▶ Stated problem
Quote the material verbatim, from the line containing "613, 773, 627]" through the line containing "- list-item[interactable]: State", with both of those lines included.
++++ Material to process
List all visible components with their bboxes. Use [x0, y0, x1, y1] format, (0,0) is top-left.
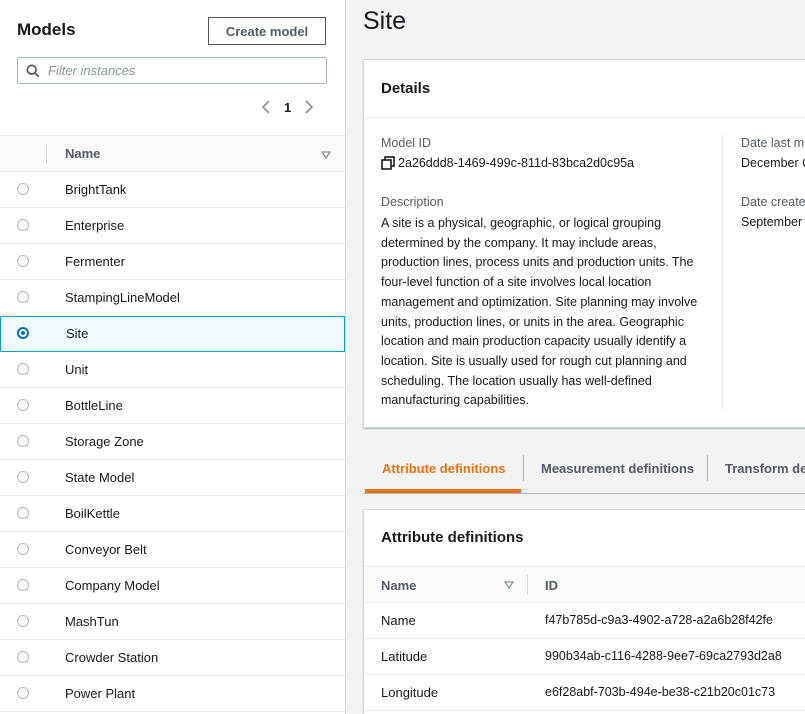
- attribute-id: f47b785d-c9a3-4902-a728-a2a6b28f42fe: [545, 613, 773, 627]
- table-row[interactable]: Longitude e6f28abf-703b-494e-be38-c21b20c…: [364, 675, 805, 711]
- list-item[interactable]: StampingLineModel: [0, 280, 345, 316]
- date-created-label: Date create: [741, 195, 805, 209]
- tabs: Attribute definitions Measurement defini…: [363, 443, 805, 494]
- radio-button[interactable]: [17, 255, 29, 267]
- radio-button[interactable]: [17, 507, 29, 519]
- models-panel: Models Create model 1 Name BrightTank Ent…: [0, 0, 346, 714]
- list-item[interactable]: State Model: [0, 460, 345, 496]
- list-item[interactable]: Storage Zone: [0, 424, 345, 460]
- description-label: Description: [381, 195, 444, 209]
- attribute-definitions-panel: Attribute definitions Name ID Name f47b78…: [363, 509, 805, 714]
- sort-down-icon[interactable]: [321, 150, 331, 160]
- details-panel: Details Model ID 2a26ddd8-1469-499c-811d…: [363, 59, 805, 428]
- list-item-label: Enterprise: [65, 218, 125, 233]
- list-item[interactable]: Site: [0, 316, 345, 352]
- create-model-button[interactable]: Create model: [208, 17, 326, 45]
- radio-button[interactable]: [17, 183, 29, 195]
- column-name-header[interactable]: Name: [65, 146, 100, 161]
- radio-button[interactable]: [17, 687, 29, 699]
- models-title: Models: [17, 20, 76, 39]
- page-number[interactable]: 1: [284, 100, 291, 115]
- list-item-label: Site: [66, 326, 89, 341]
- date-created-value: September: [741, 215, 803, 229]
- list-item[interactable]: BrightTank: [0, 172, 345, 208]
- name-column-header[interactable]: Name: [381, 578, 416, 593]
- list-item[interactable]: Company Model: [0, 568, 345, 604]
- radio-button[interactable]: [17, 651, 29, 663]
- radio-button[interactable]: [17, 579, 29, 591]
- attribute-id: e6f28abf-703b-494e-be38-c21b20c01c73: [545, 685, 776, 699]
- list-item-label: Storage Zone: [65, 434, 144, 449]
- active-tab-indicator: [365, 489, 521, 493]
- radio-button[interactable]: [17, 471, 29, 483]
- list-item[interactable]: MashTun: [0, 604, 345, 640]
- attribute-id: 990b34ab-c116-4288-9ee7-69ca2793d2a8: [545, 649, 782, 663]
- radio-button[interactable]: [17, 435, 29, 447]
- radio-button[interactable]: [17, 615, 29, 627]
- list-item[interactable]: Unit: [0, 352, 345, 388]
- list-item-label: State Model: [65, 470, 135, 485]
- model-id-value: 2a26ddd8-1469-499c-811d-83bca2d0c95a: [398, 156, 635, 170]
- radio-button[interactable]: [17, 399, 29, 411]
- list-item-label: Unit: [65, 362, 89, 377]
- list-item-label: Fermenter: [65, 254, 125, 269]
- column-divider: [46, 144, 47, 164]
- radio-button[interactable]: [17, 327, 29, 339]
- list-item[interactable]: Fermenter: [0, 244, 345, 280]
- page-title: Site: [363, 7, 407, 35]
- list-item-label: MashTun: [65, 614, 119, 629]
- date-modified-value: December C: [741, 156, 805, 170]
- list-item[interactable]: Power Plant: [0, 676, 345, 712]
- list-item-label: Company Model: [65, 578, 160, 593]
- attribute-name: Name: [381, 613, 416, 628]
- attributes-table-header: Name ID: [364, 567, 805, 603]
- radio-button[interactable]: [17, 291, 29, 303]
- list-item[interactable]: BoilKettle: [0, 496, 345, 532]
- table-row[interactable]: Latitude 990b34ab-c116-4288-9ee7-69ca2793…: [364, 639, 805, 675]
- list-item-label: Crowder Station: [65, 650, 159, 665]
- attribute-name: Longitude: [381, 685, 439, 700]
- tab-measurement-definitions[interactable]: Measurement definitions: [541, 443, 694, 493]
- list-item-label: StampingLineModel: [65, 290, 180, 305]
- list-item-label: Conveyor Belt: [65, 542, 147, 557]
- description-text: A site is a physical, geographic, or log…: [381, 216, 698, 408]
- copy-icon[interactable]: [381, 156, 395, 170]
- model-id-label: Model ID: [381, 136, 432, 150]
- list-item[interactable]: BottleLine: [0, 388, 345, 424]
- filter-field[interactable]: [17, 57, 327, 84]
- radio-button[interactable]: [17, 363, 29, 375]
- tab-attribute-definitions[interactable]: Attribute definitions: [382, 443, 506, 493]
- search-icon: [26, 63, 40, 77]
- list-item[interactable]: Crowder Station: [0, 640, 345, 676]
- date-modified-label: Date last m: [741, 136, 805, 150]
- list-item[interactable]: Enterprise: [0, 208, 345, 244]
- chevron-left-icon[interactable]: [260, 99, 272, 115]
- radio-button[interactable]: [17, 543, 29, 555]
- radio-button[interactable]: [17, 219, 29, 231]
- tab-transform-definitions[interactable]: Transform de: [725, 443, 805, 493]
- table-row[interactable]: Name f47b785d-c9a3-4902-a728-a2a6b28f42fe: [364, 603, 805, 639]
- list-item-label: BottleLine: [65, 398, 123, 413]
- list-item[interactable]: Conveyor Belt: [0, 532, 345, 568]
- attribute-name: Latitude: [381, 649, 428, 664]
- list-item-label: Power Plant: [65, 686, 136, 701]
- sort-down-icon[interactable]: [504, 580, 514, 590]
- models-list: BrightTank Enterprise Fermenter StampingLin…: [0, 172, 345, 712]
- column-divider: [722, 134, 723, 410]
- chevron-right-icon[interactable]: [303, 99, 315, 115]
- filter-input[interactable]: [48, 63, 308, 78]
- pagination: 1: [260, 98, 315, 116]
- id-column-header[interactable]: ID: [545, 578, 558, 593]
- details-heading: Details: [381, 80, 431, 97]
- attribute-definitions-heading: Attribute definitions: [381, 529, 524, 546]
- list-item-label: BoilKettle: [65, 506, 120, 521]
- table-header: Name: [0, 135, 345, 172]
- list-item-label: BrightTank: [65, 182, 127, 197]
++++++++
▶ Worked answer
- attribute-id: f47b785d-c9a3-4902-a728-a2a6b28f42fe: [545, 613, 773, 627]
- table-row[interactable]: Longitude e6f28abf-703b-494e-be38-c21b20c…: [364, 675, 805, 711]
- list-item[interactable]: StampingLineModel: [0, 280, 345, 316]
- date-created-label: Date create: [741, 195, 805, 209]
- tabs: Attribute definitions Measurement defini…: [363, 443, 805, 494]
- radio-button[interactable]: [17, 255, 29, 267]
- radio-button[interactable]: [17, 507, 29, 519]
- models-panel: Models Create model 1 Name BrightTank Ent…: [0, 0, 346, 714]
- list-item[interactable]: State Model: [0, 460, 345, 496]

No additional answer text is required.